Layout coordinate data:
####
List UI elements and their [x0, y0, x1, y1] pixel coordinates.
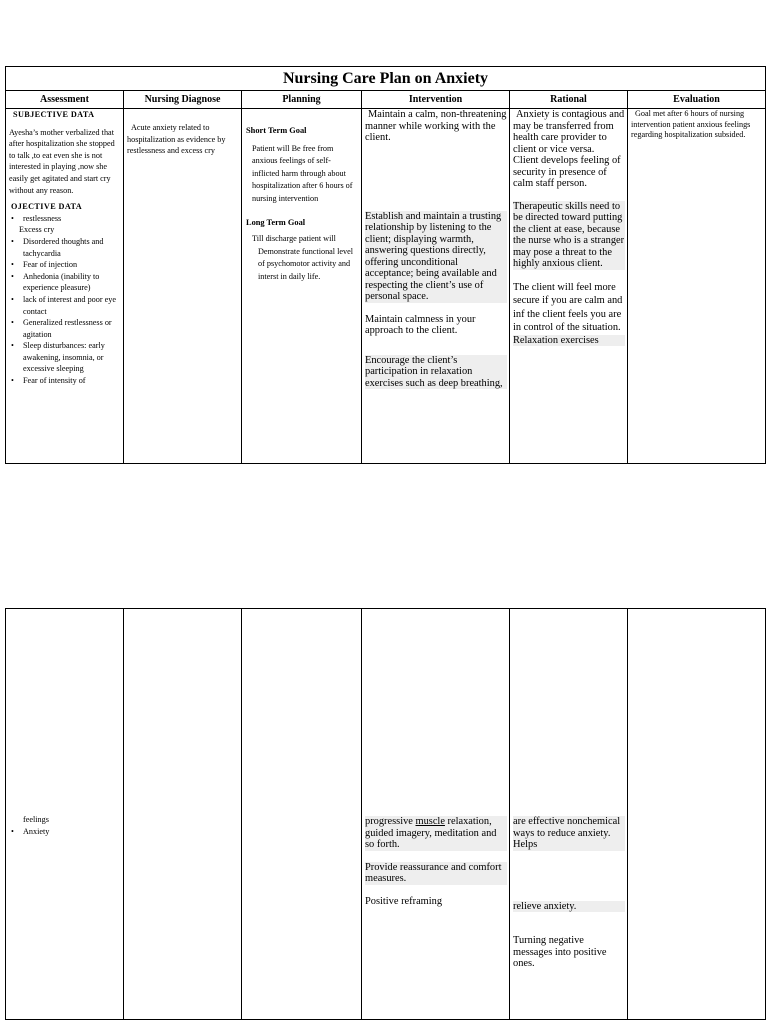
list-item: • Anhedonia (inability to experience pleasure)	[9, 271, 121, 294]
header-planning: Planning	[282, 94, 321, 105]
list-item: • Disordered thoughts and tachycardia	[9, 236, 121, 259]
table-title: Nursing Care Plan on Anxiety	[6, 67, 765, 91]
list-item: • Generalized restlessness or agitation	[9, 317, 121, 340]
subjective-data-text: Ayesha’s mother verbalized that after hospitalization she stopped to talk ,to eat even she is not interested in playing ,now she easily get agitated and start cry without any reason.	[9, 127, 115, 195]
intervention-item: Maintain a calm, non-threatening manner while working with the client.	[365, 109, 507, 143]
intervention-item: Maintain calmness in your approach to the client.	[365, 313, 476, 336]
nursing-diagnosis-text: Acute anxiety related to hospitalization as evidence by restlessness and excess cry	[127, 123, 226, 156]
list-item: • Fear of injection	[9, 259, 121, 271]
long-term-goal-heading: Long Term Goal	[246, 217, 306, 227]
rational-item: Turning negative messages into positive ones.	[513, 935, 607, 969]
assessment-continued-cell	[9, 814, 121, 837]
column-divider	[361, 91, 362, 463]
column-divider	[509, 609, 510, 1019]
intervention-continued-cell	[365, 816, 507, 907]
rational-item: relieve anxiety.	[513, 901, 625, 913]
rational-continued-cell	[513, 816, 625, 970]
header-rational: Rational	[550, 94, 587, 105]
list-item: Excess cry	[19, 225, 55, 235]
assessment-cell	[9, 109, 121, 387]
list-item: • Sleep disturbances: early awakening, insomnia, or excessive sleeping	[9, 340, 121, 375]
evaluation-text: Goal met after 6 hours of nursing intervention patient anxious feelings regarding hospitalization subsided.	[631, 109, 751, 140]
objective-data-list	[9, 213, 121, 387]
list-item: • restlessness	[9, 213, 121, 225]
rational-item: The client will feel more secure if you are calm and inf the client feels you are in control of the situation.	[513, 281, 623, 333]
long-term-goal-text: Till discharge patient will Demonstrate functional level of psychomotor activity and interst in daily life.	[252, 234, 354, 281]
rational-item: Relaxation exercises	[513, 335, 625, 347]
header-assessment: Assessment	[40, 94, 89, 105]
column-divider	[627, 609, 628, 1019]
care-plan-table-page2	[5, 608, 766, 1020]
list-item: • lack of interest and poor eye contact	[9, 294, 121, 317]
subjective-data-heading: SUBJECTIVE DATA	[13, 110, 95, 119]
column-divider	[627, 91, 628, 463]
rational-cell	[513, 109, 625, 346]
column-divider	[123, 91, 124, 463]
intervention-item	[365, 816, 507, 851]
column-divider	[241, 91, 242, 463]
short-term-goal-heading: Short Term Goal	[246, 126, 307, 135]
intervention-text-prefix: progressive	[365, 816, 416, 827]
rational-item: Client develops feeling of security in presence of calm staff person.	[513, 155, 621, 189]
care-plan-table-page1	[5, 66, 766, 464]
rational-item: Therapeutic skills need to be directed toward putting the client at ease, because the nurse who is a stranger may pose a threat to the highly anxious client.	[513, 200, 625, 269]
header-evaluation: Evaluation	[673, 94, 720, 105]
intervention-item: Establish and maintain a trusting relationship by listening to the client; displaying warmth, answering questions directly, offering unconditional acceptance; being available and respecting the client’s use of personal space.	[365, 211, 507, 303]
intervention-item: Positive reframing	[365, 895, 443, 907]
list-item: • Fear of intensity of	[9, 375, 121, 387]
objective-data-list-continued	[9, 814, 121, 837]
column-divider	[123, 609, 124, 1019]
intervention-text-suffix: relaxation, guided imagery, meditation and so forth.	[365, 816, 497, 850]
rational-item: Anxiety is contagious and may be transferred from health care provider to client or vice versa.	[513, 109, 625, 155]
column-divider	[361, 609, 362, 1019]
list-item: feelings	[23, 815, 49, 824]
list-item: • Anxiety	[9, 826, 121, 838]
muscle-link[interactable]: muscle	[415, 816, 445, 827]
intervention-item: Encourage the client’s participation in relaxation exercises such as deep breathing,	[365, 355, 507, 390]
planning-cell	[246, 125, 358, 284]
column-divider	[509, 91, 510, 463]
intervention-cell	[365, 109, 507, 389]
header-intervention: Intervention	[408, 94, 463, 105]
short-term-goal-text: Patient will Be free from anxious feelings of self-inflicted harm through about hospitalization after 6 hours of nursing intervention	[252, 143, 353, 203]
column-divider	[241, 609, 242, 1019]
rational-item: are effective nonchemical ways to reduce anxiety. Helps	[513, 816, 625, 851]
objective-data-heading: OJECTIVE DATA	[11, 202, 83, 212]
intervention-item: Provide reassurance and comfort measures.	[365, 862, 507, 885]
header-nursing-diagnose: Nursing Diagnose	[144, 94, 221, 105]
####
What the exercise asks ▸ Repeat the lines of the data from the one containing "list-item: • Anhedonia" up to and including the one containing "609, 510, 1019]".

Answer to the problem ▸
list-item: • Anhedonia (inability to experience pleasure)	[9, 271, 121, 294]
header-planning: Planning	[282, 94, 321, 105]
list-item: • Disordered thoughts and tachycardia	[9, 236, 121, 259]
table-title: Nursing Care Plan on Anxiety	[6, 67, 765, 91]
list-item: • Generalized restlessness or agitation	[9, 317, 121, 340]
subjective-data-text: Ayesha’s mother verbalized that after hospitalization she stopped to talk ,to eat even she is not interested in playing ,now she easily get agitated and start cry without any reason.	[9, 127, 115, 195]
intervention-item: Maintain a calm, non-threatening manner while working with the client.	[365, 109, 507, 143]
intervention-item: Maintain calmness in your approach to the client.	[365, 313, 476, 336]
nursing-diagnosis-text: Acute anxiety related to hospitalization as evidence by restlessness and excess cry	[127, 123, 226, 156]
list-item: • Fear of injection	[9, 259, 121, 271]
long-term-goal-heading: Long Term Goal	[246, 217, 306, 227]
rational-item: Turning negative messages into positive ones.	[513, 935, 607, 969]
assessment-continued-cell	[9, 814, 121, 837]
column-divider	[361, 91, 362, 463]
column-divider	[509, 609, 510, 1019]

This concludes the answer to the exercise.